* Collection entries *

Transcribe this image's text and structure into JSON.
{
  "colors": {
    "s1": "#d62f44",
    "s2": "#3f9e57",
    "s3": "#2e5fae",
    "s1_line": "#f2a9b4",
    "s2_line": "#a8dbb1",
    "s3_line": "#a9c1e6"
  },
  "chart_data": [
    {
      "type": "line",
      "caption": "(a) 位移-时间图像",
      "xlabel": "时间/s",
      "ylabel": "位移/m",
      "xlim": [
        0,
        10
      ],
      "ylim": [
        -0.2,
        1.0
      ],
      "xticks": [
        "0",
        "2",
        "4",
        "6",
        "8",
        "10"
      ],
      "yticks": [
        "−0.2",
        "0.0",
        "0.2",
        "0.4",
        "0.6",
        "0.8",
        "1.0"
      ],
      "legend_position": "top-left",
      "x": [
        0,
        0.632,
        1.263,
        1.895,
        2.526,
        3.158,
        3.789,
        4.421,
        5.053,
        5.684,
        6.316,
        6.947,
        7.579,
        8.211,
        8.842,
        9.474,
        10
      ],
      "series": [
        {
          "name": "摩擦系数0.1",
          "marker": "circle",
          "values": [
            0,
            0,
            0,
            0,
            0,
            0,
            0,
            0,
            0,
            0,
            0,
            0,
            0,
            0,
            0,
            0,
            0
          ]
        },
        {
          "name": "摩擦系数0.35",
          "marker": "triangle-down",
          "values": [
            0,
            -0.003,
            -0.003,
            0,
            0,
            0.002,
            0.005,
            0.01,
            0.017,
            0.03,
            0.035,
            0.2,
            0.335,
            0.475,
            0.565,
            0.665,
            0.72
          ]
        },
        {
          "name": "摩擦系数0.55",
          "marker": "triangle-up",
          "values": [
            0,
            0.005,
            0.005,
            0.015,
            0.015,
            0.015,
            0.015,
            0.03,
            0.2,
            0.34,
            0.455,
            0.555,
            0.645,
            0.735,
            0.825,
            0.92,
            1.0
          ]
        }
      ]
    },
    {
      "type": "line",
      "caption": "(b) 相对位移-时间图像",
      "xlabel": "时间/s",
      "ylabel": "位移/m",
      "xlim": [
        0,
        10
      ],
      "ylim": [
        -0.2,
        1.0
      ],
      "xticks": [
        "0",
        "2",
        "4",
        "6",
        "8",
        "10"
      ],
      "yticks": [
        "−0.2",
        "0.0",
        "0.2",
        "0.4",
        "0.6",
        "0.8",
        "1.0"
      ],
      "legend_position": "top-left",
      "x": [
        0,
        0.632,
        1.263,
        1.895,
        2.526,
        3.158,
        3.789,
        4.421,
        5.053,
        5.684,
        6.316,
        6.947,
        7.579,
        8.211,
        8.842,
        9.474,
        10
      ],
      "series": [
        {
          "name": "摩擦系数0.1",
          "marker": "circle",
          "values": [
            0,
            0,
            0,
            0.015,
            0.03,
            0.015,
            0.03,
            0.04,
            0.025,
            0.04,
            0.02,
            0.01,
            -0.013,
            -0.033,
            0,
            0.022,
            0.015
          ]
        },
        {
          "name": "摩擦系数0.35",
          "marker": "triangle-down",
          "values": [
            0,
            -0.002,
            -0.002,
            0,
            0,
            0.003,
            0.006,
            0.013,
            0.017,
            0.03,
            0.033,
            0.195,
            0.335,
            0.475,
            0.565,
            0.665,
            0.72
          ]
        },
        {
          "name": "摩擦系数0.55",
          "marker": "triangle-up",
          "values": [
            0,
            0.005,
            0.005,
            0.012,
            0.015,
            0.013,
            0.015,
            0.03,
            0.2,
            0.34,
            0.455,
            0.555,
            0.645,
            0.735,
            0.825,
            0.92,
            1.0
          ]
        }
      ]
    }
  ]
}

* Written instruction *
Each line of the material should be echoed exactly.

* Expected answer *
Transcribe this image's text and structure into JSON.
{
  "colors": {
    "s1": "#d62f44",
    "s2": "#3f9e57",
    "s3": "#2e5fae",
    "s1_line": "#f2a9b4",
    "s2_line": "#a8dbb1",
    "s3_line": "#a9c1e6"
  },
  "chart_data": [
    {
      "type": "line",
      "caption": "(a) 位移-时间图像",
      "xlabel": "时间/s",
      "ylabel": "位移/m",
      "xlim": [
        0,
        10
      ],
      "ylim": [
        -0.2,
        1.0
      ],
      "xticks": [
        "0",
        "2",
        "4",
        "6",
        "8",
        "10"
      ],
      "yticks": [
        "−0.2",
        "0.0",
        "0.2",
        "0.4",
        "0.6",
        "0.8",
        "1.0"
      ],
      "legend_position": "top-left",
      "x": [
        0,
        0.632,
        1.263,
        1.895,
        2.526,
        3.158,
        3.789,
        4.421,
        5.053,
        5.684,
        6.316,
        6.947,
        7.579,
        8.211,
        8.842,
        9.474,
        10
      ],
      "series": [
        {
          "name": "摩擦系数0.1",
          "marker": "circle",
          "values": [
            0,
            0,
            0,
            0,
            0,
            0,
            0,
            0,
            0,
            0,
            0,
            0,
            0,
            0,
            0,
            0,
            0
          ]
        },
        {
          "name": "摩擦系数0.35",
          "marker": "triangle-down",
          "values": [
            0,
            -0.003,
            -0.003,
            0,
            0,
            0.002,
            0.005,
            0.01,
            0.017,
            0.03,
            0.035,
            0.2,
            0.335,
            0.475,
            0.565,
            0.665,
            0.72
          ]
        },
        {
          "name": "摩擦系数0.55",
          "marker": "triangle-up",
          "values": [
            0,
            0.005,
            0.005,
            0.015,
            0.015,
            0.015,
            0.015,
            0.03,
            0.2,
            0.34,
            0.455,
            0.555,
            0.645,
            0.735,
            0.825,
            0.92,
            1.0
          ]
        }
      ]
    },
    {
      "type": "line",
      "caption": "(b) 相对位移-时间图像",
      "xlabel": "时间/s",
      "ylabel": "位移/m",
      "xlim": [
        0,
        10
      ],
      "ylim": [
        -0.2,
        1.0
      ],
      "xticks": [
        "0",
        "2",
        "4",
        "6",
        "8",
        "10"
      ],
      "yticks": [
        "−0.2",
        "0.0",
        "0.2",
        "0.4",
        "0.6",
        "0.8",
        "1.0"
      ],
      "legend_position": "top-left",
      "x": [
        0,
        0.632,
        1.263,
        1.895,
        2.526,
        3.158,
        3.789,
        4.421,
        5.053,
        5.684,
        6.316,
        6.947,
        7.579,
        8.211,
        8.842,
        9.474,
        10
      ],
      "series": [
        {
          "name": "摩擦系数0.1",
          "marker": "circle",
          "values": [
            0,
            0,
            0,
            0.015,
            0.03,
            0.015,
            0.03,
            0.04,
            0.025,
            0.04,
            0.02,
            0.01,
            -0.013,
            -0.033,
            0,
            0.022,
            0.015
          ]
        },
        {
          "name": "摩擦系数0.35",
          "marker": "triangle-down",
          "values": [
            0,
            -0.002,
            -0.002,
            0,
            0,
            0.003,
            0.006,
            0.013,
            0.017,
            0.03,
            0.033,
            0.195,
            0.335,
            0.475,
            0.565,
            0.665,
            0.72
          ]
        },
        {
          "name": "摩擦系数0.55",
          "marker": "triangle-up",
          "values": [
            0,
            0.005,
            0.005,
            0.012,
            0.015,
            0.013,
            0.015,
            0.03,
            0.2,
            0.34,
            0.455,
            0.555,
            0.645,
            0.735,
            0.825,
            0.92,
            1.0
          ]
        }
      ]
    }
  ]
}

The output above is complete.